## TASK DESCRIPTION
Identify the lines holding "JSON" and copy them.

** begin RECORDS SHOWN **

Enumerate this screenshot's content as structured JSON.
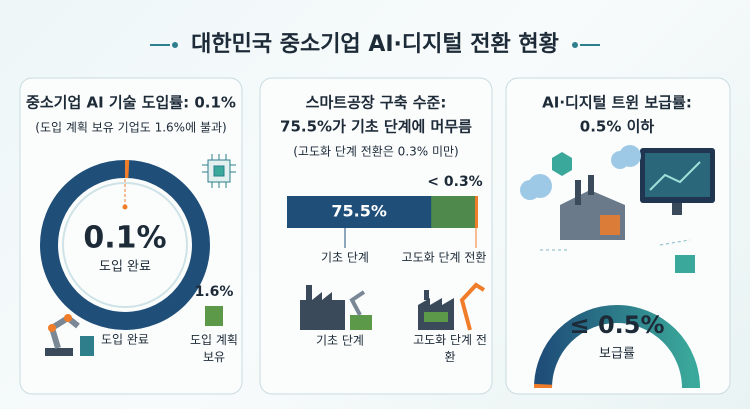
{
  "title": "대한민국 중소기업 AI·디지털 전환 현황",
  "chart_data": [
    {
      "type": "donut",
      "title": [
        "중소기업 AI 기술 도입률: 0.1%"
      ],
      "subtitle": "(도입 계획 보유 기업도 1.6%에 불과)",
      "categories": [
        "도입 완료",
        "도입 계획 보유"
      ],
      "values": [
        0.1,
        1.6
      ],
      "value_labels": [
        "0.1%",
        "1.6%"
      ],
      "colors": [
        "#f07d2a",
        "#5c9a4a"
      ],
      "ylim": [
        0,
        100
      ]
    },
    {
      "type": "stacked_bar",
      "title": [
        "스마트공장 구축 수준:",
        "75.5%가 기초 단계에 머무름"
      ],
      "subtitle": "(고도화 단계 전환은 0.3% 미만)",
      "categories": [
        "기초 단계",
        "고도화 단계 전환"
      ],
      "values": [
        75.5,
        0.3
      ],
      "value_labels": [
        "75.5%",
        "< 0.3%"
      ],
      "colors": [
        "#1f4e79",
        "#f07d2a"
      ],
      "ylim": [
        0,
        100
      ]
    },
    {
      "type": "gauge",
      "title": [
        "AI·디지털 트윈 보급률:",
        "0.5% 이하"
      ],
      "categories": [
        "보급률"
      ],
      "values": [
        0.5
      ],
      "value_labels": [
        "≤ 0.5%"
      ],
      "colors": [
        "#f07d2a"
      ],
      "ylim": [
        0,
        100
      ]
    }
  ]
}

** end RECORDS SHOWN **
** begin RECORDS SHOWN **

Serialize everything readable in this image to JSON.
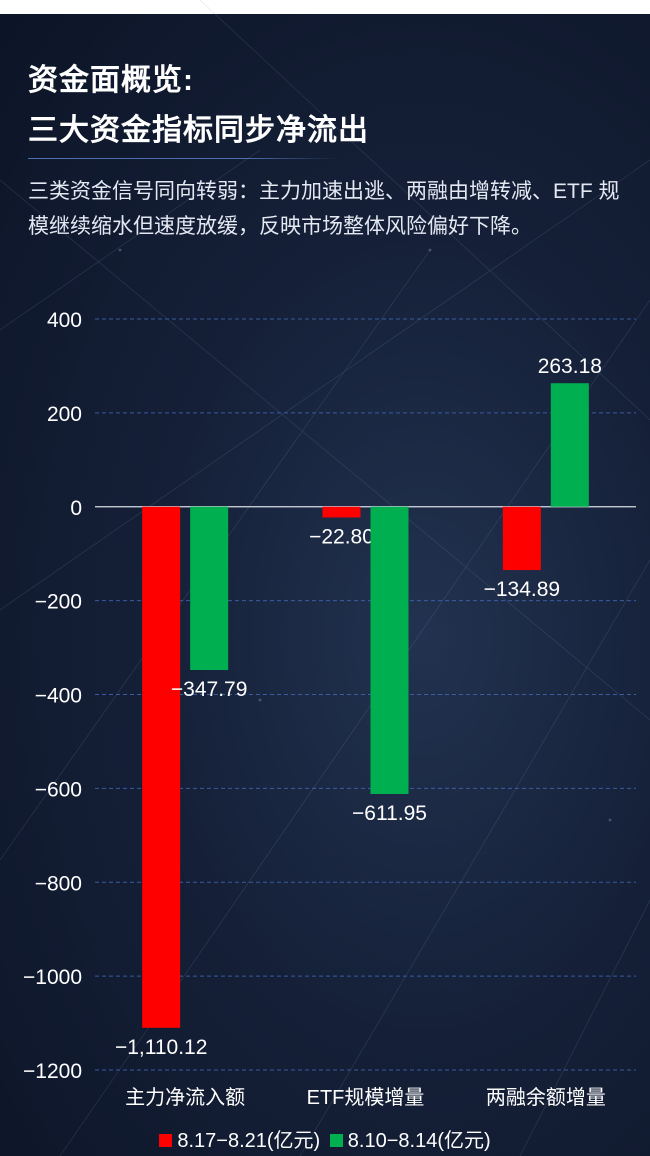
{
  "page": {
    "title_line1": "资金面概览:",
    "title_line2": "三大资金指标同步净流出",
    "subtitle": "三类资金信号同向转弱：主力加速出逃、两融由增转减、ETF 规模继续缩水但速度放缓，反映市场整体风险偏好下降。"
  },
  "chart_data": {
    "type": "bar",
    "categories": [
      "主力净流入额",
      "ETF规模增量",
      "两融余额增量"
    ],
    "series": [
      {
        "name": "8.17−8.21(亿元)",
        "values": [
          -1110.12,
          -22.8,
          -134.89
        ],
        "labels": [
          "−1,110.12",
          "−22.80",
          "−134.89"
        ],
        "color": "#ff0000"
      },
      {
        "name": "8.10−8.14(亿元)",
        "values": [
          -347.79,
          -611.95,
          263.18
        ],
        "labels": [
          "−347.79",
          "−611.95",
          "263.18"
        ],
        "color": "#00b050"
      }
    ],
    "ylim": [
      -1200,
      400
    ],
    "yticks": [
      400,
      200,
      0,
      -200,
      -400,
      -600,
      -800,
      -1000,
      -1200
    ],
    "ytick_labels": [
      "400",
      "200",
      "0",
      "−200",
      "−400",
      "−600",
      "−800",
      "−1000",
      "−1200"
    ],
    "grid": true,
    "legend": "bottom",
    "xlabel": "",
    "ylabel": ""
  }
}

** end RECORDS SHOWN **
** begin RECORDS SHOWN **

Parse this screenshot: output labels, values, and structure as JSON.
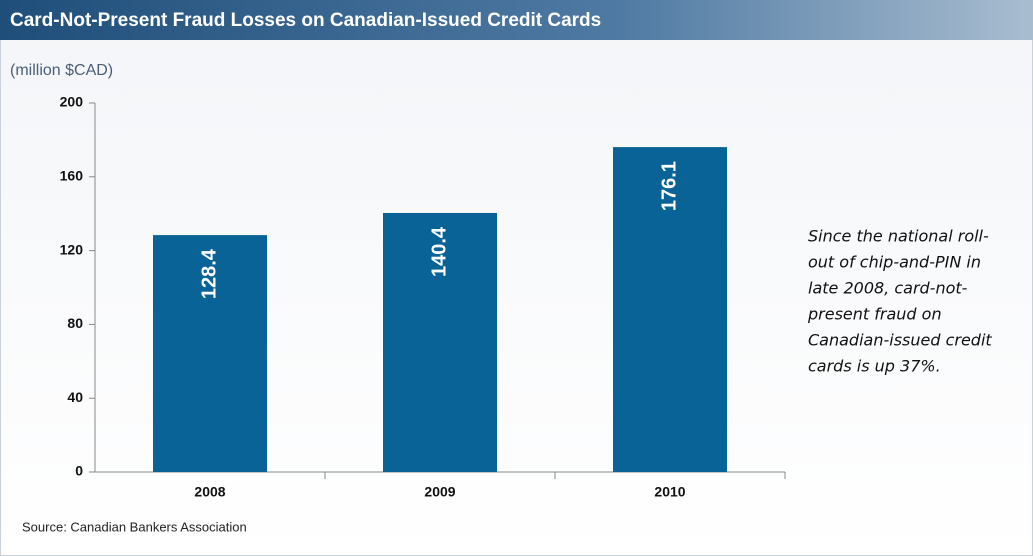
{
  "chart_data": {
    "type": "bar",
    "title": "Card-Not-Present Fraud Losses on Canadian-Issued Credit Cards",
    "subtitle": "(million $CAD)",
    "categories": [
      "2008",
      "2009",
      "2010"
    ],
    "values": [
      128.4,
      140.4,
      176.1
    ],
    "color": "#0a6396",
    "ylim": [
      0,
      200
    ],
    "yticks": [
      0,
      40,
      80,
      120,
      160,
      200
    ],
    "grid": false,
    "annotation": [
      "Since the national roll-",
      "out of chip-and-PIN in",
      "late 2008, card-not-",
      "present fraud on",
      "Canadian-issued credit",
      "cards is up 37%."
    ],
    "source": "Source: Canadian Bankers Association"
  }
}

** end RECORDS SHOWN **

## THE RESULT
Enumerate this screenshot's content as structured JSON.
Serialize everything readable in this image to JSON.
Parse this screenshot: output labels, values, and structure as JSON.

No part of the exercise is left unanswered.